▸ **SHORT EXERCISE**
Pull every line containing "this" out of the material below.

-------- EXTRACTED RECORDS --------

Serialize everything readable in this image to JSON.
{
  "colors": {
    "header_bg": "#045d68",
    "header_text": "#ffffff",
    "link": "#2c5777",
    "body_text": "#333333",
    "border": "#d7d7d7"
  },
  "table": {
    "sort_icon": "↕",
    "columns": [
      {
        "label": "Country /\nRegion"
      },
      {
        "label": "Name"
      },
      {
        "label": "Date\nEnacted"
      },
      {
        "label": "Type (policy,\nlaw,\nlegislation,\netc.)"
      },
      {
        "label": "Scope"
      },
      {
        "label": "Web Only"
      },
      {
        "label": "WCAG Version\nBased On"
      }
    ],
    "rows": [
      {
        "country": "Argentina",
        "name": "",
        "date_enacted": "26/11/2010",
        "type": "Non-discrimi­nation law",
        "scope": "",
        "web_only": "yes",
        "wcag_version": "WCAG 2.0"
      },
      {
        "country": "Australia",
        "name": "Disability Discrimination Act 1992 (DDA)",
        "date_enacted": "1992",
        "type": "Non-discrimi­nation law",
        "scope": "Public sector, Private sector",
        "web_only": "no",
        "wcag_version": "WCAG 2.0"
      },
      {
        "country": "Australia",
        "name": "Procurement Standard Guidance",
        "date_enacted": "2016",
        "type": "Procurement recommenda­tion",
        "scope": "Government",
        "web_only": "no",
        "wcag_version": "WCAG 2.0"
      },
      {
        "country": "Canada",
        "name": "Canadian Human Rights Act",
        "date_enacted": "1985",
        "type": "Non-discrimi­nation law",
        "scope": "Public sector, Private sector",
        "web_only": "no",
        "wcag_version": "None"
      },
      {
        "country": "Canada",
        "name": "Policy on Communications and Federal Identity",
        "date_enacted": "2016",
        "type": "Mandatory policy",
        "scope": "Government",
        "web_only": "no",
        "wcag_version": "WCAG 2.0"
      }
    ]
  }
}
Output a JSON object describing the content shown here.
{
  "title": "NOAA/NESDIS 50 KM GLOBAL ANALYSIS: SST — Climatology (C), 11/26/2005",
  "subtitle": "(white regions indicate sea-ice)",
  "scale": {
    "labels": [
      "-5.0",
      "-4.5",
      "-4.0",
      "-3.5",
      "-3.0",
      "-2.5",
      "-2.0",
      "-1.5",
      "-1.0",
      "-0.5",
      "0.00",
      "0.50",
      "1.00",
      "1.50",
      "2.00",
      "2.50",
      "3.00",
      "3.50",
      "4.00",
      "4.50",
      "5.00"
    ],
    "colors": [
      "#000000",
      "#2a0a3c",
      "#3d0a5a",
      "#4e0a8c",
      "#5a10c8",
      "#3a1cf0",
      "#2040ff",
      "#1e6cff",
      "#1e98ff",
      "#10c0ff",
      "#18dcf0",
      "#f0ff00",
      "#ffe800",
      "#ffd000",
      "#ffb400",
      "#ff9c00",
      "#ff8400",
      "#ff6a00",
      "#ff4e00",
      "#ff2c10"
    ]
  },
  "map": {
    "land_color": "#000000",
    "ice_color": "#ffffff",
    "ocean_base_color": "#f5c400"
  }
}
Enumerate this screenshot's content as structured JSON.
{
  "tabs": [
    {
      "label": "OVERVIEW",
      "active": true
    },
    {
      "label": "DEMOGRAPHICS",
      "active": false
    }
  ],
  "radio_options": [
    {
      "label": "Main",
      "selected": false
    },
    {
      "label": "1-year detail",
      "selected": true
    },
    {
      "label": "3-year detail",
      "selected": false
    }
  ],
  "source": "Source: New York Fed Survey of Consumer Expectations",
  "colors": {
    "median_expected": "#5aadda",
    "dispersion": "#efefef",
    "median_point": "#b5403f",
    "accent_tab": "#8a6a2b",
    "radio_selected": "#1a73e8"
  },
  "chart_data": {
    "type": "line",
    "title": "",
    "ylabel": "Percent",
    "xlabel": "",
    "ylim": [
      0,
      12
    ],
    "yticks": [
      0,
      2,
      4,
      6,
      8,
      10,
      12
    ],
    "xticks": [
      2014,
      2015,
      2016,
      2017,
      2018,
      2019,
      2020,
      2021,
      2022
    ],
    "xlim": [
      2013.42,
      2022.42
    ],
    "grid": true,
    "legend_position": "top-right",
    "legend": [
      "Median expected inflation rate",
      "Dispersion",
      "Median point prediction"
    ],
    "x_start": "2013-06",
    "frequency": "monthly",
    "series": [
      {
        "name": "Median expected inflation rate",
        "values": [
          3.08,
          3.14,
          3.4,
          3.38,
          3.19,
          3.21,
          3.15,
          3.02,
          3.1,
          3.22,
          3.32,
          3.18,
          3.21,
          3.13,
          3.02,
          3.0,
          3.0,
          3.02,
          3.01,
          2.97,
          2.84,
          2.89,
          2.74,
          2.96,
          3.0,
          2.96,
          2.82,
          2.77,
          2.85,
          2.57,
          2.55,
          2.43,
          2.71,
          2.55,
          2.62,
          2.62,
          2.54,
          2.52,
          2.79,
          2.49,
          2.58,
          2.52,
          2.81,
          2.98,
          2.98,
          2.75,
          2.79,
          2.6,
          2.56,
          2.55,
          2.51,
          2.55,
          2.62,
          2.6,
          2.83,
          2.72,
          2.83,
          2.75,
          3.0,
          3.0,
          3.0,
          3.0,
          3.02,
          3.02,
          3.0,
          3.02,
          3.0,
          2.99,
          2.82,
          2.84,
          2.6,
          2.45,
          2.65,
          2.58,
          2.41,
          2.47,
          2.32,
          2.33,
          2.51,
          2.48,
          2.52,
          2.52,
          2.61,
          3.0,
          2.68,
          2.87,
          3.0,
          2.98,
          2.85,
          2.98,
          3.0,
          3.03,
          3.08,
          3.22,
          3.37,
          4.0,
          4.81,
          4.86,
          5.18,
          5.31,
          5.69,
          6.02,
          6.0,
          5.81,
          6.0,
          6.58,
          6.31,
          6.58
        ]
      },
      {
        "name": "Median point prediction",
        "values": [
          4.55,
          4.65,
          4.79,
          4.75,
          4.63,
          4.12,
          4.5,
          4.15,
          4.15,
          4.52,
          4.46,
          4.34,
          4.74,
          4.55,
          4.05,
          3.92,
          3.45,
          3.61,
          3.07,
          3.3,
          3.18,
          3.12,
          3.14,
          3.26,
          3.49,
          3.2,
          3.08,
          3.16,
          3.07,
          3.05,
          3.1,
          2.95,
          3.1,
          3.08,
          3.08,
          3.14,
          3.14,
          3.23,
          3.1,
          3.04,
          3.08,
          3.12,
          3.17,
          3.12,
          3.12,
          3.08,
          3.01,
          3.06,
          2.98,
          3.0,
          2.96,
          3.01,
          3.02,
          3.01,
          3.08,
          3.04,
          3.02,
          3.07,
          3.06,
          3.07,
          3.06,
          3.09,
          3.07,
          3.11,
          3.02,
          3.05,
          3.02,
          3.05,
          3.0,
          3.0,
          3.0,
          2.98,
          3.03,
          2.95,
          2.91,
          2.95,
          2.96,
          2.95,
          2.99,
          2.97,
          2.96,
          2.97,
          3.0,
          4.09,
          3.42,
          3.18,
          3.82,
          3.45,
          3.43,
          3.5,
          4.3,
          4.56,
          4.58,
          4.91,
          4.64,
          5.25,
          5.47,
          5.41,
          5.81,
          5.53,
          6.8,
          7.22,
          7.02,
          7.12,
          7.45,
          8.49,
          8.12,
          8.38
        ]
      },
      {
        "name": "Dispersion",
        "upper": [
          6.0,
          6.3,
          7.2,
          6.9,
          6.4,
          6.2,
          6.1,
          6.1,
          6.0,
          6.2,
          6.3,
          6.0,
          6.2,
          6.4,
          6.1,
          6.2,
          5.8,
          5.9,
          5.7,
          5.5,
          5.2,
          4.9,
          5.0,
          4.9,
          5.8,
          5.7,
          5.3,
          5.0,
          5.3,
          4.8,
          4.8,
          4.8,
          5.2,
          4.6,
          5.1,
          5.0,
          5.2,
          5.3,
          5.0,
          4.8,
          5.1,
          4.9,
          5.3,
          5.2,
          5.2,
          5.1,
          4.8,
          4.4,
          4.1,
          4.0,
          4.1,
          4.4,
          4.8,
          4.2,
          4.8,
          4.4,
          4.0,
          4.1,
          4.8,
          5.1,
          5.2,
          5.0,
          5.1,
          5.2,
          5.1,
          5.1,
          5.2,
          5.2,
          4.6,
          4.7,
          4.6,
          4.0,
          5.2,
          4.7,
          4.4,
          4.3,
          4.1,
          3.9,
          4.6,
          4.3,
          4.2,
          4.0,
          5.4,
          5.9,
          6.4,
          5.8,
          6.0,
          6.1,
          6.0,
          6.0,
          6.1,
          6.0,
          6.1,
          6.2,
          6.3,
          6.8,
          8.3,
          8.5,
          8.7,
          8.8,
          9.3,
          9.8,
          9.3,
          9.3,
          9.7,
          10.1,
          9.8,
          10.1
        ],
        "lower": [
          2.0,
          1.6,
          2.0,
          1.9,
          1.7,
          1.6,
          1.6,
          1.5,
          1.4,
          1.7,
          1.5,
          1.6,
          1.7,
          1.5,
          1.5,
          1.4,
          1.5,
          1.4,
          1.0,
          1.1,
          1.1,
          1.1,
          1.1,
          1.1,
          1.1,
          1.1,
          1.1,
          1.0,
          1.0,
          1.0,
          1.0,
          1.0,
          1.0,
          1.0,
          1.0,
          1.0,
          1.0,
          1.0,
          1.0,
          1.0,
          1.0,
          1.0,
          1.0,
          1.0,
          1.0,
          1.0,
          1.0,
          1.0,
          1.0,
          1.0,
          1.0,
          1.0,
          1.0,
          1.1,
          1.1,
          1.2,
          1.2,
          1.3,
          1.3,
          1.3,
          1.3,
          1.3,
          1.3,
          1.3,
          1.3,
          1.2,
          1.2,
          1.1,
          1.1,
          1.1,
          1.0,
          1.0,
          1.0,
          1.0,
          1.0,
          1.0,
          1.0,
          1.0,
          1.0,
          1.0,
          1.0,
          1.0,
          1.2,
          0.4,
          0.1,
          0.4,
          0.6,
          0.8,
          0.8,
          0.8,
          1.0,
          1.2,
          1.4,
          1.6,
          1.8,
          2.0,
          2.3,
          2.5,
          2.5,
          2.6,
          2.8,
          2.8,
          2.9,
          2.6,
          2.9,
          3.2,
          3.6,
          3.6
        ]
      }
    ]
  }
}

--------

▸ **TASK SOLUTION**
Serialize everything readable in this image to JSON.
Enumerate this screenshot's content as structured JSON.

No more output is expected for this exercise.